◆ **WHAT YOU NEED TO DO**: Select every line holding the word "tRCD" and copy it.

*-*-*

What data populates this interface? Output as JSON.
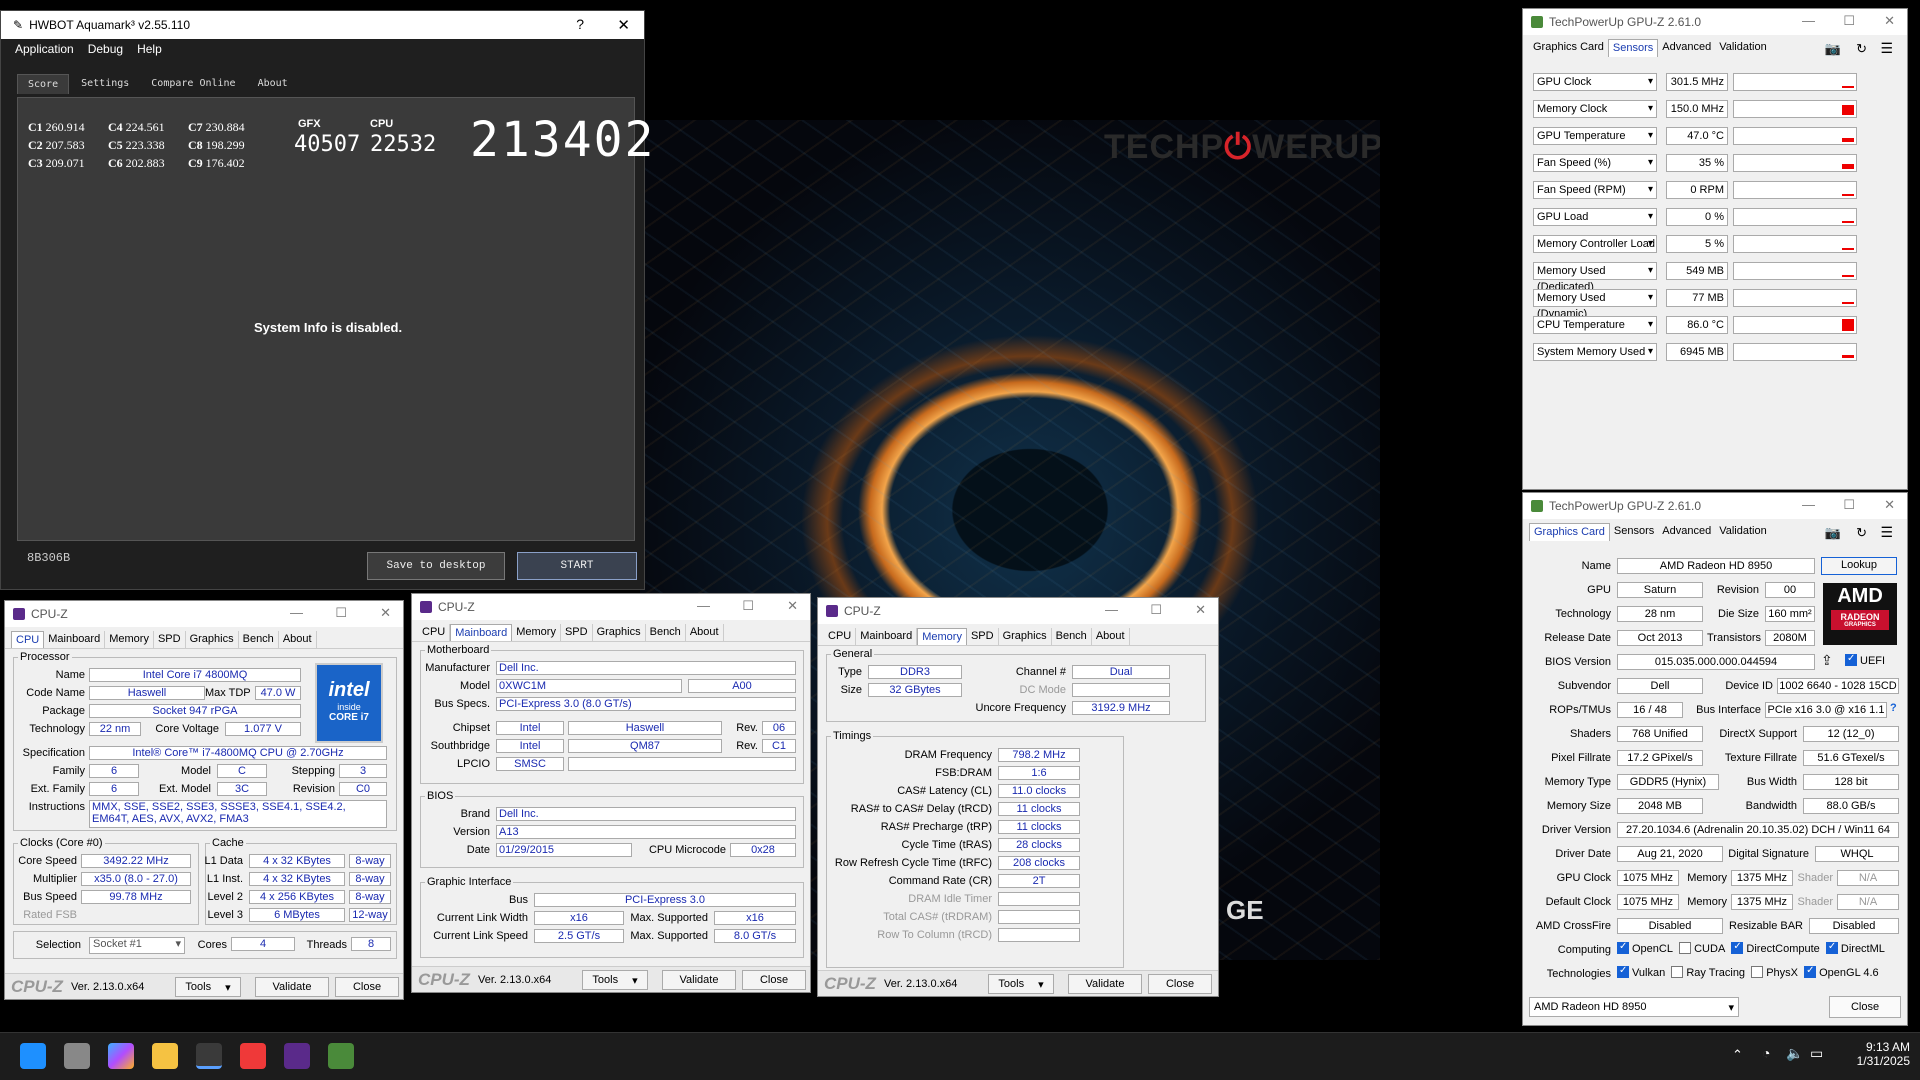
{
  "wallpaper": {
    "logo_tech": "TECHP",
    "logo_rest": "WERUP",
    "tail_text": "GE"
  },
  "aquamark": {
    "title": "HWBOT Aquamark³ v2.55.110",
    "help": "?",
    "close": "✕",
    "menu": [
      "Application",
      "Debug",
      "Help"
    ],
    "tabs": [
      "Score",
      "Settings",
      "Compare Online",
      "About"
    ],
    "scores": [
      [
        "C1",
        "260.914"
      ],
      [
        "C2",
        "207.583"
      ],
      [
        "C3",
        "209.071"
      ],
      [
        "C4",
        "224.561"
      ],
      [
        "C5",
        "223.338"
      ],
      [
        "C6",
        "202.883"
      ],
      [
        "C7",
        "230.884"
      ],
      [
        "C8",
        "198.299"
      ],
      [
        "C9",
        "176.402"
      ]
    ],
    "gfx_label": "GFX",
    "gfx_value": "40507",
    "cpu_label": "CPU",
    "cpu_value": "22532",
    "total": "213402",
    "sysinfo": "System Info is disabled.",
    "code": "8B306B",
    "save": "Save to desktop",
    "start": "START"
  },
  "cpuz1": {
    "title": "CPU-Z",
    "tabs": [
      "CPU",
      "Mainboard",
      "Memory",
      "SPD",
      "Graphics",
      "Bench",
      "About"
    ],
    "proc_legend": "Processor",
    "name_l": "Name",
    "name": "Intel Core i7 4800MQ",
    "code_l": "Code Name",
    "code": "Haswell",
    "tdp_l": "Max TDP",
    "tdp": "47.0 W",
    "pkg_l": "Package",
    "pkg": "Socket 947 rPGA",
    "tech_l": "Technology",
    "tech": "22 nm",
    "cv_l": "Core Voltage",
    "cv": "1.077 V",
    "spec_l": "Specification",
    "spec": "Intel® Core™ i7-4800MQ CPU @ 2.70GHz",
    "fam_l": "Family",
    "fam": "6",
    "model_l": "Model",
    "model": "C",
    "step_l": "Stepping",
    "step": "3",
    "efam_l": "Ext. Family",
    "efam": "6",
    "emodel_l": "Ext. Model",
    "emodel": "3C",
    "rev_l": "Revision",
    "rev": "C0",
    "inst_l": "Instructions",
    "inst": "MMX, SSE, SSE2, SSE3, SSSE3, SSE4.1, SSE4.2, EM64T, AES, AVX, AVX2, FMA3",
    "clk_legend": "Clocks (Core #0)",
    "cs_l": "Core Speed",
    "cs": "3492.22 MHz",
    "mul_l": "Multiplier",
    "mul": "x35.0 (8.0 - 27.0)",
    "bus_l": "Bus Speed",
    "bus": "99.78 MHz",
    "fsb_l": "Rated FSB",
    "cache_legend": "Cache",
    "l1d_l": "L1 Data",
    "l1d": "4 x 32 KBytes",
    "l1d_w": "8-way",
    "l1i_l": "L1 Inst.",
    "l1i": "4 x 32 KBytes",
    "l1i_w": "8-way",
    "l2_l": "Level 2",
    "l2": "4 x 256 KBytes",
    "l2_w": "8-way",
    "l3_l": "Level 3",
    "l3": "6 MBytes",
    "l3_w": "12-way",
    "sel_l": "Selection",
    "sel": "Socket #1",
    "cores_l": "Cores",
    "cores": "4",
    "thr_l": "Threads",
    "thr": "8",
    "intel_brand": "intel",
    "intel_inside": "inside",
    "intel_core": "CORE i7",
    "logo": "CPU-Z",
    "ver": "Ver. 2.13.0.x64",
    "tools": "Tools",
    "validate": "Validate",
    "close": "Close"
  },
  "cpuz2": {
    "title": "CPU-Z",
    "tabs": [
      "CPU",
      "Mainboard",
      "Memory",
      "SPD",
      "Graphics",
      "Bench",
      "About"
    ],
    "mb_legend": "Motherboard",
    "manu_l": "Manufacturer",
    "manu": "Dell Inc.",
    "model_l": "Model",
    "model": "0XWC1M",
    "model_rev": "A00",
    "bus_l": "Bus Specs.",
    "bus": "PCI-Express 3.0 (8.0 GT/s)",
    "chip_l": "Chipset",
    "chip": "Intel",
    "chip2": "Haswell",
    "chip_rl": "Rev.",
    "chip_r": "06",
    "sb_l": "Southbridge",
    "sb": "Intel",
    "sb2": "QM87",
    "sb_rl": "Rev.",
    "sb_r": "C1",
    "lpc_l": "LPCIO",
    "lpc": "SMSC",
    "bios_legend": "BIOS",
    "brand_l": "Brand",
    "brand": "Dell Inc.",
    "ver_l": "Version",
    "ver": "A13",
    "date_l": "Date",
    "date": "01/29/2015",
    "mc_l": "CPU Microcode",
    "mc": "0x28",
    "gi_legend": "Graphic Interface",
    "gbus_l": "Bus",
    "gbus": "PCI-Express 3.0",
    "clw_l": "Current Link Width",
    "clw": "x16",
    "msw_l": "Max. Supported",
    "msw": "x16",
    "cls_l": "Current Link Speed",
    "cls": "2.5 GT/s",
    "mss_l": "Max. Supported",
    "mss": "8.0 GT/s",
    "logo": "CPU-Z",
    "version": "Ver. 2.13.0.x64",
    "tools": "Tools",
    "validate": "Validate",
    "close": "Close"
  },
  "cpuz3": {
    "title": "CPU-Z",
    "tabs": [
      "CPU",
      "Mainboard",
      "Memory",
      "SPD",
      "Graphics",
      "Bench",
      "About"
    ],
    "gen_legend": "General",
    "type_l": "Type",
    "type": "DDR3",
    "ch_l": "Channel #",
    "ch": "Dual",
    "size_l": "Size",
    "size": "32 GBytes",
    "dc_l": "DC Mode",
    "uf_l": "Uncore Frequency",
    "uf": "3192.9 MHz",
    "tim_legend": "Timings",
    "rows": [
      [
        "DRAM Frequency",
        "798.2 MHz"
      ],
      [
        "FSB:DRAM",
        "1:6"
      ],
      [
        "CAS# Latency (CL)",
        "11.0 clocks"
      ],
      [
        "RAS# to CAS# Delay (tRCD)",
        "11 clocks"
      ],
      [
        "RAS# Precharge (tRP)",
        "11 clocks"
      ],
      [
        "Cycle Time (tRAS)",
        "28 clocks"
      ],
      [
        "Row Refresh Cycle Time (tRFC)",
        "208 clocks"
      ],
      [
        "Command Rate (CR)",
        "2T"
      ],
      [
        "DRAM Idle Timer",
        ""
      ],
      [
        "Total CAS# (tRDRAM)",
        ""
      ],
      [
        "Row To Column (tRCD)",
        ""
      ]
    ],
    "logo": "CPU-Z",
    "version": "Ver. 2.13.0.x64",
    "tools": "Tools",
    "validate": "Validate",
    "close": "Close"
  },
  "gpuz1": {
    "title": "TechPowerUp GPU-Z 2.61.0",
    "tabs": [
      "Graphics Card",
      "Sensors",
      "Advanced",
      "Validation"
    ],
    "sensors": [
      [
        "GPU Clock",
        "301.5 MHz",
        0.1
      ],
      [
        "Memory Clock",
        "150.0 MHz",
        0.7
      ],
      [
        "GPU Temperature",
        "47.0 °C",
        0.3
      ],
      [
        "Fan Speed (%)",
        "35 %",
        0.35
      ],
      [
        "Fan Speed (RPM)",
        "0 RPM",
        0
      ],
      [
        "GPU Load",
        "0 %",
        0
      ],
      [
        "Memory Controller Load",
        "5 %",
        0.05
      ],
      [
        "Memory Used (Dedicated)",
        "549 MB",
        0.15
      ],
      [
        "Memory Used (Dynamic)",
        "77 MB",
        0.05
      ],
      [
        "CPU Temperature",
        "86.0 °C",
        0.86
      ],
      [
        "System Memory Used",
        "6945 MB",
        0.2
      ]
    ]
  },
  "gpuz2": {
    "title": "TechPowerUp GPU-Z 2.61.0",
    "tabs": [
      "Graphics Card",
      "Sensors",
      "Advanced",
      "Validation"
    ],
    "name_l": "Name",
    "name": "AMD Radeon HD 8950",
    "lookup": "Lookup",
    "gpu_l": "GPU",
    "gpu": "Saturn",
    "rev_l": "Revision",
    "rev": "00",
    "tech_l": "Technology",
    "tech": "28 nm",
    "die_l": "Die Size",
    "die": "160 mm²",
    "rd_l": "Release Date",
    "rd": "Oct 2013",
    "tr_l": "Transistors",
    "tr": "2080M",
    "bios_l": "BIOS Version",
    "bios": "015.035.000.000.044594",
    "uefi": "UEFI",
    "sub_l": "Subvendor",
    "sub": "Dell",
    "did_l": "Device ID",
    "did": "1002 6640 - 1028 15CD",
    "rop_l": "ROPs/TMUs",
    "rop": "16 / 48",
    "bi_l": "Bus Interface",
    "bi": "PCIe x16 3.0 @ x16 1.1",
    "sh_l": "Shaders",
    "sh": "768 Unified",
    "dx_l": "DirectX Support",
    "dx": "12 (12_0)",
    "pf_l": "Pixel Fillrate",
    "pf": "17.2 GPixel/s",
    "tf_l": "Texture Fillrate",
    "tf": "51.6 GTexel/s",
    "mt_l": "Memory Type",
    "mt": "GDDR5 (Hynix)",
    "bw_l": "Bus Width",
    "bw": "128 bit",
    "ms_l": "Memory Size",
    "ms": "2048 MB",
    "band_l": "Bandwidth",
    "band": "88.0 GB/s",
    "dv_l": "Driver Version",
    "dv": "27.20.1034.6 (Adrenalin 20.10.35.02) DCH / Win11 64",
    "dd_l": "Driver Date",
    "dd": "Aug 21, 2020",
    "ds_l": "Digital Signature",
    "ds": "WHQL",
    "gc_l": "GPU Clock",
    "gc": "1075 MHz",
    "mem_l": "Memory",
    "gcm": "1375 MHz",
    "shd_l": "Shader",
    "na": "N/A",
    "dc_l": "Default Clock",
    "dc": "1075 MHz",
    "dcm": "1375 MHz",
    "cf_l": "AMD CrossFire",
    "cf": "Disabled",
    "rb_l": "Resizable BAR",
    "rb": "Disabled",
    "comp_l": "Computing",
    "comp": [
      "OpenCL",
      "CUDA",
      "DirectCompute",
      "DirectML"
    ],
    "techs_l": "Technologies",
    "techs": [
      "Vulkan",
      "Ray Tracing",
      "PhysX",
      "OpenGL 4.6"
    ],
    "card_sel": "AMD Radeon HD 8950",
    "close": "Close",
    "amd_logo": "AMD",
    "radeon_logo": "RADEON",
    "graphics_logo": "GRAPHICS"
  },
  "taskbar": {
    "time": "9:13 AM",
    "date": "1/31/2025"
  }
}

*-*-*

◆ **SOLUTION BELOW**:
        "RAS# to CAS# Delay (tRCD)",
        "Row To Column (tRCD)",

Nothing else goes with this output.